** BEGIN WORKING DATA **
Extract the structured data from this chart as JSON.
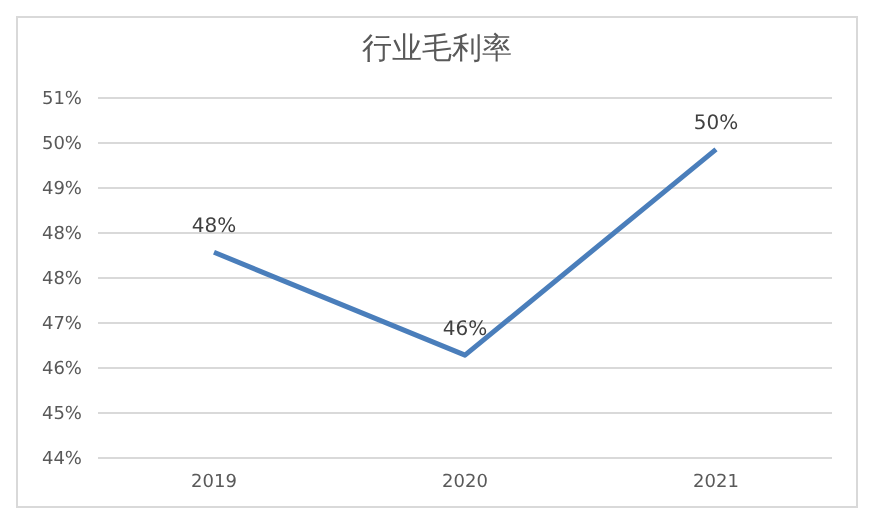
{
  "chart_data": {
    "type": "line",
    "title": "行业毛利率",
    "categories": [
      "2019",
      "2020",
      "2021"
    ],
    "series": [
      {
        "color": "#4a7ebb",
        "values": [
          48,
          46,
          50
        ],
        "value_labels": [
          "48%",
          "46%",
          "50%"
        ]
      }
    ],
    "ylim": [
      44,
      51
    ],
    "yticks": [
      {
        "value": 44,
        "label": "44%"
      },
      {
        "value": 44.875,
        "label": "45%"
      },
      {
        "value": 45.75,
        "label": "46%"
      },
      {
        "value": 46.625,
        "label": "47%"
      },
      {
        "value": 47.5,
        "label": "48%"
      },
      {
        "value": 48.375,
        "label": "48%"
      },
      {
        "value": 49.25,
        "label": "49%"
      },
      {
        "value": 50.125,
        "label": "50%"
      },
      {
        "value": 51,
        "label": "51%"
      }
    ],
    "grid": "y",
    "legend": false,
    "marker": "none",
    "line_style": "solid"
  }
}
** END WORKING DATA **
#### GIVEN INSTRUCTION
Give back the whole listing as it stands, minus its pictures.

#### RESULT BELOW
Extract the structured data from this chart as JSON.
{
  "chart_data": {
    "type": "line",
    "title": "行业毛利率",
    "categories": [
      "2019",
      "2020",
      "2021"
    ],
    "series": [
      {
        "color": "#4a7ebb",
        "values": [
          48,
          46,
          50
        ],
        "value_labels": [
          "48%",
          "46%",
          "50%"
        ]
      }
    ],
    "ylim": [
      44,
      51
    ],
    "yticks": [
      {
        "value": 44,
        "label": "44%"
      },
      {
        "value": 44.875,
        "label": "45%"
      },
      {
        "value": 45.75,
        "label": "46%"
      },
      {
        "value": 46.625,
        "label": "47%"
      },
      {
        "value": 47.5,
        "label": "48%"
      },
      {
        "value": 48.375,
        "label": "48%"
      },
      {
        "value": 49.25,
        "label": "49%"
      },
      {
        "value": 50.125,
        "label": "50%"
      },
      {
        "value": 51,
        "label": "51%"
      }
    ],
    "grid": "y",
    "legend": false,
    "marker": "none",
    "line_style": "solid"
  }
}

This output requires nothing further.